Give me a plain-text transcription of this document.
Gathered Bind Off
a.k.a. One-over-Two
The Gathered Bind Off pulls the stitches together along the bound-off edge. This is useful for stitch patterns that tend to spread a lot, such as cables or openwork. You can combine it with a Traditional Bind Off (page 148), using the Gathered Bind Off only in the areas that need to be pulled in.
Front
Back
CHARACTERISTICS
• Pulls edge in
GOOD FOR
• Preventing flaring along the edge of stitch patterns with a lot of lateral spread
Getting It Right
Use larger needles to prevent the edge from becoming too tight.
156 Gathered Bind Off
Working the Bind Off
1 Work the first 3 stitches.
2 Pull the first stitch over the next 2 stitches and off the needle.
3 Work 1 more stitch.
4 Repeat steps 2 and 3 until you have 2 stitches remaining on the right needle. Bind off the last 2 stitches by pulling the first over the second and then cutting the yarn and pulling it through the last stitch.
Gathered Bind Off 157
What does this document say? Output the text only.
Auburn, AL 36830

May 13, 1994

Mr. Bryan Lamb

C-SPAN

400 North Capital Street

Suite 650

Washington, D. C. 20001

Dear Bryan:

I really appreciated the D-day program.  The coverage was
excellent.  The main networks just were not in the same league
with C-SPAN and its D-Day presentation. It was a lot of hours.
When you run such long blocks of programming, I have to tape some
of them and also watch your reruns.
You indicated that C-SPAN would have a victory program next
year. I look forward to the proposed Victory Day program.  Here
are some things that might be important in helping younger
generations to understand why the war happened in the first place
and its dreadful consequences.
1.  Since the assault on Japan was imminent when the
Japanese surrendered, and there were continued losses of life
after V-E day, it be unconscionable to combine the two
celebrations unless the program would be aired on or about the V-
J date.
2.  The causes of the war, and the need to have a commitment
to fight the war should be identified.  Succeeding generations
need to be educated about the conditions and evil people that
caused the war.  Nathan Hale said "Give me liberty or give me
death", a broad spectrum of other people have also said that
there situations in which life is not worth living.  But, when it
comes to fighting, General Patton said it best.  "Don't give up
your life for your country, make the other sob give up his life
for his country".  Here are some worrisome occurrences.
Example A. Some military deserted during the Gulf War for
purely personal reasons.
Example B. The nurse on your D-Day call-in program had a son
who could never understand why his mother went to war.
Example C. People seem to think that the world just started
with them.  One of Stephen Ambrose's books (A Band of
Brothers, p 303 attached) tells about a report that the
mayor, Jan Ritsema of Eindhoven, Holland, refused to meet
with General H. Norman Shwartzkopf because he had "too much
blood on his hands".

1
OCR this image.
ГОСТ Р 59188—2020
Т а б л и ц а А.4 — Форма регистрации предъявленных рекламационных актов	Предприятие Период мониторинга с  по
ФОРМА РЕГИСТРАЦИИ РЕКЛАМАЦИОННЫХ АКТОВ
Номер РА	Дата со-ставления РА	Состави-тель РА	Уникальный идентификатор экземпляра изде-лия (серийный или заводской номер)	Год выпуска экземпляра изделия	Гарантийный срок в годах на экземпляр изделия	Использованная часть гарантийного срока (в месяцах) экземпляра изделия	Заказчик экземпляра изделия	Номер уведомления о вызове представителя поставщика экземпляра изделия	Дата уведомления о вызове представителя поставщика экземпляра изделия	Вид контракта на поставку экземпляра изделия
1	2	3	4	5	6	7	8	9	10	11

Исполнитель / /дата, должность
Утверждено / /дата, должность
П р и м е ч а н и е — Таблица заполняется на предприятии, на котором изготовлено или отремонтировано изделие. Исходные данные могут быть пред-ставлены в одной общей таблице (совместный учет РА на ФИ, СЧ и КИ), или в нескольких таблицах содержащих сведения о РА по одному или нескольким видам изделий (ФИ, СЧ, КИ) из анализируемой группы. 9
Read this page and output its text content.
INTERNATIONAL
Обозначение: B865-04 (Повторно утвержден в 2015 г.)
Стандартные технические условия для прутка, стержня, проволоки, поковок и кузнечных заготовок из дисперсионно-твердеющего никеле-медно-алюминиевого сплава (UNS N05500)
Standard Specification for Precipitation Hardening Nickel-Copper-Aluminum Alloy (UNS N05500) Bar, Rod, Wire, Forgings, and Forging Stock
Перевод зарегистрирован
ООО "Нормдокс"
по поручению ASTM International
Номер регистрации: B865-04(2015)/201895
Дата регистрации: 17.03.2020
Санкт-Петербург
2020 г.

+===+

PROBLEM STATEMENT:
In the entries above, identify each line that includes the string "next", then copy it.

RESULT:
2 Pull the first stitch over the next 2 stitches and off the needle.
You indicated that C-SPAN would have a victory program next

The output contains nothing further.